%%

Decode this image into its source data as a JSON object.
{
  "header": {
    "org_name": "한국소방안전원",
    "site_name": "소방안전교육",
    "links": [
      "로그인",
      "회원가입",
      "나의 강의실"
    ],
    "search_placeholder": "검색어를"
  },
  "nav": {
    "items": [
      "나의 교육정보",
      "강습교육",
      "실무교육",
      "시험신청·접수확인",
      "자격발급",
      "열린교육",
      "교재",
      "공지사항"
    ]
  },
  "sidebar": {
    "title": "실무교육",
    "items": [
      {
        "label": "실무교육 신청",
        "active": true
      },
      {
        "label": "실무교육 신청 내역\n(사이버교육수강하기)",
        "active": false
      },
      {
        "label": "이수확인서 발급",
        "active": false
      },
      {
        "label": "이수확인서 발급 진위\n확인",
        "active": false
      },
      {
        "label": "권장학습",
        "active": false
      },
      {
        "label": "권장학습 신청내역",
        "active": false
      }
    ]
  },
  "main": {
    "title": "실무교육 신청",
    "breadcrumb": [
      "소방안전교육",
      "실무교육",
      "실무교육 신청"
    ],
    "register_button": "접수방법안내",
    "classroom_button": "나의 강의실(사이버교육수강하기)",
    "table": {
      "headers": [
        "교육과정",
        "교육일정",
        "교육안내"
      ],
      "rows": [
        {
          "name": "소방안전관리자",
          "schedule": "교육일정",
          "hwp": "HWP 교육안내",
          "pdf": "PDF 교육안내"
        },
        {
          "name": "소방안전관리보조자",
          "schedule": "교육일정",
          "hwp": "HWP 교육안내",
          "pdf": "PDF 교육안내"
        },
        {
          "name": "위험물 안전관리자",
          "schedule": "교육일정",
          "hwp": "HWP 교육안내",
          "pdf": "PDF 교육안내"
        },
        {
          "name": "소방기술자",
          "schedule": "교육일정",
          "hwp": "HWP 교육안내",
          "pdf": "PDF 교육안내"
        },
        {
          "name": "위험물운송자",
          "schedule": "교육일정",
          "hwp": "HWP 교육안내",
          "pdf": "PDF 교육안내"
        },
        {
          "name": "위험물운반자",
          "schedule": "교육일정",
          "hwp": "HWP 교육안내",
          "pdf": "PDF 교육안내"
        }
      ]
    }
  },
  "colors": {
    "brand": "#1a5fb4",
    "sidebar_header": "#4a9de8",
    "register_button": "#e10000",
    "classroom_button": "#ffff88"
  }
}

%%

### TO DO
Set down all of the records shown above once more, exactly.

### WORKED SOLUTION
Decode this image into its source data as a JSON object.
{
  "header": {
    "org_name": "한국소방안전원",
    "site_name": "소방안전교육",
    "links": [
      "로그인",
      "회원가입",
      "나의 강의실"
    ],
    "search_placeholder": "검색어를"
  },
  "nav": {
    "items": [
      "나의 교육정보",
      "강습교육",
      "실무교육",
      "시험신청·접수확인",
      "자격발급",
      "열린교육",
      "교재",
      "공지사항"
    ]
  },
  "sidebar": {
    "title": "실무교육",
    "items": [
      {
        "label": "실무교육 신청",
        "active": true
      },
      {
        "label": "실무교육 신청 내역\n(사이버교육수강하기)",
        "active": false
      },
      {
        "label": "이수확인서 발급",
        "active": false
      },
      {
        "label": "이수확인서 발급 진위\n확인",
        "active": false
      },
      {
        "label": "권장학습",
        "active": false
      },
      {
        "label": "권장학습 신청내역",
        "active": false
      }
    ]
  },
  "main": {
    "title": "실무교육 신청",
    "breadcrumb": [
      "소방안전교육",
      "실무교육",
      "실무교육 신청"
    ],
    "register_button": "접수방법안내",
    "classroom_button": "나의 강의실(사이버교육수강하기)",
    "table": {
      "headers": [
        "교육과정",
        "교육일정",
        "교육안내"
      ],
      "rows": [
        {
          "name": "소방안전관리자",
          "schedule": "교육일정",
          "hwp": "HWP 교육안내",
          "pdf": "PDF 교육안내"
        },
        {
          "name": "소방안전관리보조자",
          "schedule": "교육일정",
          "hwp": "HWP 교육안내",
          "pdf": "PDF 교육안내"
        },
        {
          "name": "위험물 안전관리자",
          "schedule": "교육일정",
          "hwp": "HWP 교육안내",
          "pdf": "PDF 교육안내"
        },
        {
          "name": "소방기술자",
          "schedule": "교육일정",
          "hwp": "HWP 교육안내",
          "pdf": "PDF 교육안내"
        },
        {
          "name": "위험물운송자",
          "schedule": "교육일정",
          "hwp": "HWP 교육안내",
          "pdf": "PDF 교육안내"
        },
        {
          "name": "위험물운반자",
          "schedule": "교육일정",
          "hwp": "HWP 교육안내",
          "pdf": "PDF 교육안내"
        }
      ]
    }
  },
  "colors": {
    "brand": "#1a5fb4",
    "sidebar_header": "#4a9de8",
    "register_button": "#e10000",
    "classroom_button": "#ffff88"
  }
}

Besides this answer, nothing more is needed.